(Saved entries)
[start]

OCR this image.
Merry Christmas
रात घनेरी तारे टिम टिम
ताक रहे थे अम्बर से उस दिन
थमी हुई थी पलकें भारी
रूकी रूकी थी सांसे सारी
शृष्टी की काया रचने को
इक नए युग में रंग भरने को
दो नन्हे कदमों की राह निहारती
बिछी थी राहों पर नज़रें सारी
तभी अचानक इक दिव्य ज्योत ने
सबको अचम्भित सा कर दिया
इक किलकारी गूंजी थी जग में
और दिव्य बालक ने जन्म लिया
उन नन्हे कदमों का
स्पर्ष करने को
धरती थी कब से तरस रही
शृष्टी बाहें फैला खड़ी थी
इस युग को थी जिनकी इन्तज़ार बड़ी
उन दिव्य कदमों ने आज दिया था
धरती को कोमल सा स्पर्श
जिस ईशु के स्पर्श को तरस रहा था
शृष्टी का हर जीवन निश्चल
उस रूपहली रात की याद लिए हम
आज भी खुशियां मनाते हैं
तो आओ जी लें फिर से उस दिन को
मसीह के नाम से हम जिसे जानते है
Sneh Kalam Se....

[end]

* GIVEN TASK: What is needed here is an exact reproduction of all the entries.

* RESULT FOR THIS TASK:
OCR this image.
Merry Christmas
रात घनेरी तारे टिम टिम
ताक रहे थे अम्बर से उस दिन
थमी हुई थी पलकें भारी
रूकी रूकी थी सांसे सारी
शृष्टी की काया रचने को
इक नए युग में रंग भरने को
दो नन्हे कदमों की राह निहारती
बिछी थी राहों पर नज़रें सारी
तभी अचानक इक दिव्य ज्योत ने
सबको अचम्भित सा कर दिया
इक किलकारी गूंजी थी जग में
और दिव्य बालक ने जन्म लिया
उन नन्हे कदमों का
स्पर्ष करने को
धरती थी कब से तरस रही
शृष्टी बाहें फैला खड़ी थी
इस युग को थी जिनकी इन्तज़ार बड़ी
उन दिव्य कदमों ने आज दिया था
धरती को कोमल सा स्पर्श
जिस ईशु के स्पर्श को तरस रहा था
शृष्टी का हर जीवन निश्चल
उस रूपहली रात की याद लिए हम
आज भी खुशियां मनाते हैं
तो आओ जी लें फिर से उस दिन को
मसीह के नाम से हम जिसे जानते है
Sneh Kalam Se....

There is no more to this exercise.